I rarely (read: never) bore you with the minutiae of my daytime occupations; and for good reasons: they aren’t all that fascinating.
Actually, some of them are, but I’m too much of a sissy to risk getting dooced just to bring you tasty anecdotes of the life of an aspiring genius salaryman gaijin in Tokyo, so these will have to wait until I’m out of sight from Japanese shores.
In the meantime, I thought I’d point you to a few of the small side-projects I’ve been involved in, over the past year or so. If only because I couldn’t skip such a perfect occasion to reinforce my public image as a tree-hugger pinko commie with a taste for artsy schmaltzy stuff.

[Data excerpts]
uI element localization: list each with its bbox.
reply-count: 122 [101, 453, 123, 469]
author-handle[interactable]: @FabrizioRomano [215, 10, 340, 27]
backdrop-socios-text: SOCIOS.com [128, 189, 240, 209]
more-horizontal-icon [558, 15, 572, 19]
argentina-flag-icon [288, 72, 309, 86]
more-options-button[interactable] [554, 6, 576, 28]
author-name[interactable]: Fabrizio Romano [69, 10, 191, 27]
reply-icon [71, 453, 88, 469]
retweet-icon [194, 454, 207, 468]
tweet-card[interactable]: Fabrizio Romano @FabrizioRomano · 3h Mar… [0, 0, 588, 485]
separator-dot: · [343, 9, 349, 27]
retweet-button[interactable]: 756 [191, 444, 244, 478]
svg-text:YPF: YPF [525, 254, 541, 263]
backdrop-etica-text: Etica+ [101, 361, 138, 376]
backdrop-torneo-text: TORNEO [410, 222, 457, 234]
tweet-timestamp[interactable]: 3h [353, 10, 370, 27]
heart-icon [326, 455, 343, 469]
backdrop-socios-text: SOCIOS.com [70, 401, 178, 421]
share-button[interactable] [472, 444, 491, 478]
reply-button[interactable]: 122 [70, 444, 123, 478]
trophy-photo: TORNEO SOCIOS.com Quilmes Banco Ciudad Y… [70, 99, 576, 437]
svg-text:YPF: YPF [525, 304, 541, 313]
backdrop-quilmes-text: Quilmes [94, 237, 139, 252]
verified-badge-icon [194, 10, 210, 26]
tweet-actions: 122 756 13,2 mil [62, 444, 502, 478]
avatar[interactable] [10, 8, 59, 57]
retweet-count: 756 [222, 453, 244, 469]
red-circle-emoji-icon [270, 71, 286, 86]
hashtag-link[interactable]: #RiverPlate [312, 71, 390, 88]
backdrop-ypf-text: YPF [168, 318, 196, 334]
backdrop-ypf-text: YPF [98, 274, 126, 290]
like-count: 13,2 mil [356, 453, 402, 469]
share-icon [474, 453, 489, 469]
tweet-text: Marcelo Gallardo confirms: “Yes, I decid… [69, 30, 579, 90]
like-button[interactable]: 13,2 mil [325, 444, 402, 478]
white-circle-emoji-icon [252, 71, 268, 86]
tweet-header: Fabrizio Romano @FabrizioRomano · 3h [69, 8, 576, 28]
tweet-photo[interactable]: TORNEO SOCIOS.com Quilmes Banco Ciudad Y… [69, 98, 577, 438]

Task prompt: Carry on the blog post about the writer's Tokyo side projects, picking up right after its last sentence.

Exercise result:
Neither one of these sites I consider the pinnacle of my coding skills (some of the HTML markup isn’t even mine), but I thought they deserved a little mention here:
ForestAlert.org:
The first website is for a non-profit organization called ForestAlert.org, that deals with the problem of illegal logging and timber trade. The ruthless exploitation of non-renewable timber resources in third-world countries threatens to annihilate entire regions: destroying millenia-old primary forests, their ecosystems and the indigenous tribes that depend on them… Usually to end up as construction material in Japan or copy paper in about every other corporate office in the world.
ForestAlert.org is aimed at drawing attention to this problem, by continuously reporting on ongoing illegal activities condoned by public companies, exposing the global trade mechanisms that allow this traffic and tippin you on some easy steps you can take in your everyday-life to help prevent this ecological disaster.
Currently, the focus is on trade currents between Asian countries (Indonesia, New Guinea, Japan) and content is bilingual (English and Japanese), but the site is slowly extending its reach to cover every area of the globe.
Note that ForestAlert.org doesn’t ask for any money, just a bit of your time and some help spreading the word.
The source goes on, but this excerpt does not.